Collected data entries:
"""
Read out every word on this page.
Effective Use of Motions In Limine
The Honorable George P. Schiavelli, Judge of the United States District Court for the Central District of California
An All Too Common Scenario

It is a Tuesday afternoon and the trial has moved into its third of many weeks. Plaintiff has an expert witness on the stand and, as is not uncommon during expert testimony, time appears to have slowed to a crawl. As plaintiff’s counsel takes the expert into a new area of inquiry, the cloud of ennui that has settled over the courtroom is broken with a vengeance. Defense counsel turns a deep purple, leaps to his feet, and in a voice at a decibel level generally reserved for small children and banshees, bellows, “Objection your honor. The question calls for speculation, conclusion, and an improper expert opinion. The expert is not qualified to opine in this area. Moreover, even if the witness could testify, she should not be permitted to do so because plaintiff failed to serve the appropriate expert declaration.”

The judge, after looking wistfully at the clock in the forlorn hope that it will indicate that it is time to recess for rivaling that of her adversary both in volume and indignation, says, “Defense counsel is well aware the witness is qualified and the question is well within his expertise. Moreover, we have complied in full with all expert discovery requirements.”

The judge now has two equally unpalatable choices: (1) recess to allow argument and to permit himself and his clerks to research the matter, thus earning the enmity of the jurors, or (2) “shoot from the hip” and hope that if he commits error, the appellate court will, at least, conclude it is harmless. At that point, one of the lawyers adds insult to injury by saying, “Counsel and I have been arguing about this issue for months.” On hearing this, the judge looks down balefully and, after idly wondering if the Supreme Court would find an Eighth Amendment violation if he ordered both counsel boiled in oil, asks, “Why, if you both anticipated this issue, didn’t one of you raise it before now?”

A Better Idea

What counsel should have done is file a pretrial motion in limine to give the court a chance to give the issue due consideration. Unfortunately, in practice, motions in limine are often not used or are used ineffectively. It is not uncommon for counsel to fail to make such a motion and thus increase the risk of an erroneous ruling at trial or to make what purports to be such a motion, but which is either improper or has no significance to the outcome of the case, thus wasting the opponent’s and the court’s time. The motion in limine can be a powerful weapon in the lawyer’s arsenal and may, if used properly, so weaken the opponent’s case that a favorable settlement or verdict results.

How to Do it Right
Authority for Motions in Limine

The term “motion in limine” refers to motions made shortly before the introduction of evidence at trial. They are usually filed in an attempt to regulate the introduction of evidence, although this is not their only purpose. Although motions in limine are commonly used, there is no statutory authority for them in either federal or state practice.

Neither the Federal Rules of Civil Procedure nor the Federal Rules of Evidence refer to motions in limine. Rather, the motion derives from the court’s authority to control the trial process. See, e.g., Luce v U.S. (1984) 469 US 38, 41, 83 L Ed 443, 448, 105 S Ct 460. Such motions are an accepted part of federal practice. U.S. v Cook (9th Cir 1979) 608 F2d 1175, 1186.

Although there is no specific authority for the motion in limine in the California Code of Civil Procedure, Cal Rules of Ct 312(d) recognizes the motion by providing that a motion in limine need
"""
Pull out each record as written and restate it exactly.

Read out every word on this page.
Effective Use of Motions In Limine
The Honorable George P. Schiavelli, Judge of the United States District Court for the Central District of California
An All Too Common Scenario

It is a Tuesday afternoon and the trial has moved into its third of many weeks. Plaintiff has an expert witness on the stand and, as is not uncommon during expert testimony, time appears to have slowed to a crawl. As plaintiff’s counsel takes the expert into a new area of inquiry, the cloud of ennui that has settled over the courtroom is broken with a vengeance. Defense counsel turns a deep purple, leaps to his feet, and in a voice at a decibel level generally reserved for small children and banshees, bellows, “Objection your honor. The question calls for speculation, conclusion, and an improper expert opinion. The expert is not qualified to opine in this area. Moreover, even if the witness could testify, she should not be permitted to do so because plaintiff failed to serve the appropriate expert declaration.”

The judge, after looking wistfully at the clock in the forlorn hope that it will indicate that it is time to recess for rivaling that of her adversary both in volume and indignation, says, “Defense counsel is well aware the witness is qualified and the question is well within his expertise. Moreover, we have complied in full with all expert discovery requirements.”

The judge now has two equally unpalatable choices: (1) recess to allow argument and to permit himself and his clerks to research the matter, thus earning the enmity of the jurors, or (2) “shoot from the hip” and hope that if he commits error, the appellate court will, at least, conclude it is harmless. At that point, one of the lawyers adds insult to injury by saying, “Counsel and I have been arguing about this issue for months.” On hearing this, the judge looks down balefully and, after idly wondering if the Supreme Court would find an Eighth Amendment violation if he ordered both counsel boiled in oil, asks, “Why, if you both anticipated this issue, didn’t one of you raise it before now?”

A Better Idea

What counsel should have done is file a pretrial motion in limine to give the court a chance to give the issue due consideration. Unfortunately, in practice, motions in limine are often not used or are used ineffectively. It is not uncommon for counsel to fail to make such a motion and thus increase the risk of an erroneous ruling at trial or to make what purports to be such a motion, but which is either improper or has no significance to the outcome of the case, thus wasting the opponent’s and the court’s time. The motion in limine can be a powerful weapon in the lawyer’s arsenal and may, if used properly, so weaken the opponent’s case that a favorable settlement or verdict results.

How to Do it Right
Authority for Motions in Limine

The term “motion in limine” refers to motions made shortly before the introduction of evidence at trial. They are usually filed in an attempt to regulate the introduction of evidence, although this is not their only purpose. Although motions in limine are commonly used, there is no statutory authority for them in either federal or state practice.

Neither the Federal Rules of Civil Procedure nor the Federal Rules of Evidence refer to motions in limine. Rather, the motion derives from the court’s authority to control the trial process. See, e.g., Luce v U.S. (1984) 469 US 38, 41, 83 L Ed 443, 448, 105 S Ct 460. Such motions are an accepted part of federal practice. U.S. v Cook (9th Cir 1979) 608 F2d 1175, 1186.

Although there is no specific authority for the motion in limine in the California Code of Civil Procedure, Cal Rules of Ct 312(d) recognizes the motion by providing that a motion in limine need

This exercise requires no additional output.